Records from a data source
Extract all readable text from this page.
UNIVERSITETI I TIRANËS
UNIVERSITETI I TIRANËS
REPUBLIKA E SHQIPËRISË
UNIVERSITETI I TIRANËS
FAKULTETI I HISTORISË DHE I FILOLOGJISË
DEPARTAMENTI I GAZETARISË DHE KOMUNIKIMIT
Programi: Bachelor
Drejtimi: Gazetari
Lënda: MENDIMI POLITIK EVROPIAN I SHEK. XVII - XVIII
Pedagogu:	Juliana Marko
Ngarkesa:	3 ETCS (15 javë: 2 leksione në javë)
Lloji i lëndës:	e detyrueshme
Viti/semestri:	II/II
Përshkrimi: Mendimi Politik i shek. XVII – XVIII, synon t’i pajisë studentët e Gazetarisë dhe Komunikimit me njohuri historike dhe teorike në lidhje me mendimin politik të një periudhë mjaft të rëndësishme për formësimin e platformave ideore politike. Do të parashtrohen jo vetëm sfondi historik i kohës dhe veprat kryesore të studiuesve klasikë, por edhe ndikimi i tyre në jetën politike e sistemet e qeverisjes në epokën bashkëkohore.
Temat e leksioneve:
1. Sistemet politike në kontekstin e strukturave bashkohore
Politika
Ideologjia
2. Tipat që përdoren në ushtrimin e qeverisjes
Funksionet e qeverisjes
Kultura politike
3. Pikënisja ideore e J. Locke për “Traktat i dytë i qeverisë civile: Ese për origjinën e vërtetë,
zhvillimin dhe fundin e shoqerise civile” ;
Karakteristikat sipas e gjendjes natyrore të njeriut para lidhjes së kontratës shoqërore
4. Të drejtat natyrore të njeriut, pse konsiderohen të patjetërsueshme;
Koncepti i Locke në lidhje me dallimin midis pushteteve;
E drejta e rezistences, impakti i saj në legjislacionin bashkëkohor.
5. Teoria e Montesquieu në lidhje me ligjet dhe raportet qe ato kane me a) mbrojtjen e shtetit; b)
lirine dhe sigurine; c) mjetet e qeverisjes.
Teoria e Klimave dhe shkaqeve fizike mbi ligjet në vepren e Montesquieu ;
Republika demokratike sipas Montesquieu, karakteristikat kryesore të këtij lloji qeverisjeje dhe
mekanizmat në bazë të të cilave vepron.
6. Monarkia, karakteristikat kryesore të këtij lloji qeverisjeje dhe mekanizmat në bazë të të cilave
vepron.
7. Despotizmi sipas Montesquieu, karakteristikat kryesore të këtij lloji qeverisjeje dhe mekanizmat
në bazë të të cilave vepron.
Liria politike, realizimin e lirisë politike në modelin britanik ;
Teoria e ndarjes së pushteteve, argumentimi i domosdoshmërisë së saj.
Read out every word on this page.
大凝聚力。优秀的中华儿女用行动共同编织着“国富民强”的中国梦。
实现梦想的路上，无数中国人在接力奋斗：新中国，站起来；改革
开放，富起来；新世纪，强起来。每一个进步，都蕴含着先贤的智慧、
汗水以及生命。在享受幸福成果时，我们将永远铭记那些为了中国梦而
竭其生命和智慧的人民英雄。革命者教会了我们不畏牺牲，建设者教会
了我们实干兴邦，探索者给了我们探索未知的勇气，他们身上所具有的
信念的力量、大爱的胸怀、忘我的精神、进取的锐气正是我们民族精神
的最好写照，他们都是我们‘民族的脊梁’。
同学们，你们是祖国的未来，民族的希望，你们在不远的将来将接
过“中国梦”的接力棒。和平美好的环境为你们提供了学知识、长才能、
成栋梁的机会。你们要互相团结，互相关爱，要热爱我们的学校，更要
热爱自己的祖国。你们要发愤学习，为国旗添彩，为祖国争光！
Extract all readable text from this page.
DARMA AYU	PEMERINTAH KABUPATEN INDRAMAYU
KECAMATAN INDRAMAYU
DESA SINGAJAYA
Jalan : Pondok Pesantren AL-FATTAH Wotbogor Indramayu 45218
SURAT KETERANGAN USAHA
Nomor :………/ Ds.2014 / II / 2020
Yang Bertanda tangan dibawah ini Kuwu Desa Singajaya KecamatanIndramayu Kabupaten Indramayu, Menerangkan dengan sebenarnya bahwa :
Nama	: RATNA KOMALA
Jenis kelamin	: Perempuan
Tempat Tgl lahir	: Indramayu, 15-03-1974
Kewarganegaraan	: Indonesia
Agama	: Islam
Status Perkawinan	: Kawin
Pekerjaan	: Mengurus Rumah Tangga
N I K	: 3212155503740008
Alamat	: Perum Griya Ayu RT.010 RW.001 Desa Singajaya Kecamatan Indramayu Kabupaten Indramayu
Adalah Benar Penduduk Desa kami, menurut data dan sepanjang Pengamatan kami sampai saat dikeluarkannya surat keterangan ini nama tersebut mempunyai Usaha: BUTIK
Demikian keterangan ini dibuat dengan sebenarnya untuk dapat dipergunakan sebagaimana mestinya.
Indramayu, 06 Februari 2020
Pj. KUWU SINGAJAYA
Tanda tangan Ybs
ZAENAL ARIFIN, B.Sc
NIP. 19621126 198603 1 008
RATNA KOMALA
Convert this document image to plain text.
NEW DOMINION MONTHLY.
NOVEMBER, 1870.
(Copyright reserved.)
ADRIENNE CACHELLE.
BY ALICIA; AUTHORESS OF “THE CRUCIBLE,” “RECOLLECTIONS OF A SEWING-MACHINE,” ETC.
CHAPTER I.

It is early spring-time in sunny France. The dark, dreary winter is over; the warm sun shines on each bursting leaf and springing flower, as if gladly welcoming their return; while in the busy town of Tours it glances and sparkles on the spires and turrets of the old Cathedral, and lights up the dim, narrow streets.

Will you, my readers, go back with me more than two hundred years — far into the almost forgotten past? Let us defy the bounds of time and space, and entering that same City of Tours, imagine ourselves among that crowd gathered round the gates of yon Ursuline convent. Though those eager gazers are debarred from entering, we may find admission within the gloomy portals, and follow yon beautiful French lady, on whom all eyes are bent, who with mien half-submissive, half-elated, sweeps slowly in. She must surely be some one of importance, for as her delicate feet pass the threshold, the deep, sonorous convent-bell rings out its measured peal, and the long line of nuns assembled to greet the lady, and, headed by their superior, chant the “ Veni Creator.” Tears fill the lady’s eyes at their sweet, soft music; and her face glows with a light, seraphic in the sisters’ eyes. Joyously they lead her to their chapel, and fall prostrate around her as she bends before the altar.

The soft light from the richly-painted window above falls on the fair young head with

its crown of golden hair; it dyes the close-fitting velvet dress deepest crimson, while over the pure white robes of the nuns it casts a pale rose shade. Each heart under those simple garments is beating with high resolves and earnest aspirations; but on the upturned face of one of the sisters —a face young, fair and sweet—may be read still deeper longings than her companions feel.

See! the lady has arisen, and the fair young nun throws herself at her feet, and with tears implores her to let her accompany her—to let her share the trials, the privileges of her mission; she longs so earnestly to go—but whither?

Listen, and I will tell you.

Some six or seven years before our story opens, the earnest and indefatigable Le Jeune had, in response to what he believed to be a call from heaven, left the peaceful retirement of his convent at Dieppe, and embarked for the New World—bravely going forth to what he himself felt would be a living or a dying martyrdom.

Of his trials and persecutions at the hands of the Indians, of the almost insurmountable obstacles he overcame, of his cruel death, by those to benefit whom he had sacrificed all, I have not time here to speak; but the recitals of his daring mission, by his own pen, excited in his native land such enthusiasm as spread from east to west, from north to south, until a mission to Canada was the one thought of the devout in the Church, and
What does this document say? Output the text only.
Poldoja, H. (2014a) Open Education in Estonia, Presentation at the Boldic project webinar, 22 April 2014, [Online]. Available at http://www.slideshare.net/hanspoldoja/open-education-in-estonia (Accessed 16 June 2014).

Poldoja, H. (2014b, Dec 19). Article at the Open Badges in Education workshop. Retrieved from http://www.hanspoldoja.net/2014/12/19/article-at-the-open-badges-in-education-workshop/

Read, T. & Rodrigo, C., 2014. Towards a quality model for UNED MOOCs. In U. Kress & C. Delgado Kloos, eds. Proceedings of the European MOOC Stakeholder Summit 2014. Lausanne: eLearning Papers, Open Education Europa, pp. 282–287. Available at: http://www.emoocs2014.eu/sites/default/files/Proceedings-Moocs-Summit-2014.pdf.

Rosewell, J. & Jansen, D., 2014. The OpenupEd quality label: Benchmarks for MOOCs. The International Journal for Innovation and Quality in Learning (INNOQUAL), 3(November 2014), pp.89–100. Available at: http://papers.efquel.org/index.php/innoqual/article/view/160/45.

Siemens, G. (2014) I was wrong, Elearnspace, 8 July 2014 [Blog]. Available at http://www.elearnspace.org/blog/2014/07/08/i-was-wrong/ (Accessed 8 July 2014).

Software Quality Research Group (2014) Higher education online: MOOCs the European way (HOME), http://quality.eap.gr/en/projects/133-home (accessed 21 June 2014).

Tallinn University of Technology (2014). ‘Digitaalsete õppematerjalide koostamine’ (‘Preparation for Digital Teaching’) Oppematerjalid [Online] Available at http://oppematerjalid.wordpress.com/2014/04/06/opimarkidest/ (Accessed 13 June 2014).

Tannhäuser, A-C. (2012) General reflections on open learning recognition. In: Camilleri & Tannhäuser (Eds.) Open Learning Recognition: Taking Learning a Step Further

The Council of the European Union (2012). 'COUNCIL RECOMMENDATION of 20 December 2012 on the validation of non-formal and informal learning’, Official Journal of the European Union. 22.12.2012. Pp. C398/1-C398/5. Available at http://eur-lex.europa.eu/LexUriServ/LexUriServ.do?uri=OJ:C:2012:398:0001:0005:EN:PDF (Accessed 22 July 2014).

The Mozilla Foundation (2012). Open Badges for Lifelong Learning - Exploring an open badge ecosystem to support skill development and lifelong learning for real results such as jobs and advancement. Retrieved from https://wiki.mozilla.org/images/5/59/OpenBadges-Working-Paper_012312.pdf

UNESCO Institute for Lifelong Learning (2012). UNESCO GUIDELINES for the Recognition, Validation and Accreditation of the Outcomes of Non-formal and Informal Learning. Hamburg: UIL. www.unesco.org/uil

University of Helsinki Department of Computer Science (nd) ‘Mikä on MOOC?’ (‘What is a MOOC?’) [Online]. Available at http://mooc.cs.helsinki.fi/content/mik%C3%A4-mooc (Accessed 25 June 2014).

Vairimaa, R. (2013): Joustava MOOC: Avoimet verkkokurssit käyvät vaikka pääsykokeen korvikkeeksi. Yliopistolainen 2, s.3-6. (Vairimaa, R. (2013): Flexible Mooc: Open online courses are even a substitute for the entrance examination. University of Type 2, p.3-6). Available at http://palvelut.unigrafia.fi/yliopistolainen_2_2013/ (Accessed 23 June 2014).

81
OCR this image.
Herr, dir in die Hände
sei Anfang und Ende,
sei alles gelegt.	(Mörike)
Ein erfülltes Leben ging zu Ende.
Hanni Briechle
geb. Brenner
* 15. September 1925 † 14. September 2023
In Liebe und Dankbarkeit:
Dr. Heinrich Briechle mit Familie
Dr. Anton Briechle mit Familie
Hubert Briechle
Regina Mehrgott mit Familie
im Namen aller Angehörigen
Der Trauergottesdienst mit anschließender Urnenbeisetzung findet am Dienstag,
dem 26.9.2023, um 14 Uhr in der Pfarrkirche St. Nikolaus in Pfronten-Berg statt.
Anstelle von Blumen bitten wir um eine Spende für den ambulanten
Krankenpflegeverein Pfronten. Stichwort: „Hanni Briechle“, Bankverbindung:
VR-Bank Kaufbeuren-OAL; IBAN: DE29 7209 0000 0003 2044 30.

**Problem to solve:**
What is the number of lines that contain "time"? Reply with that number alone.

**Exercise solution:**
3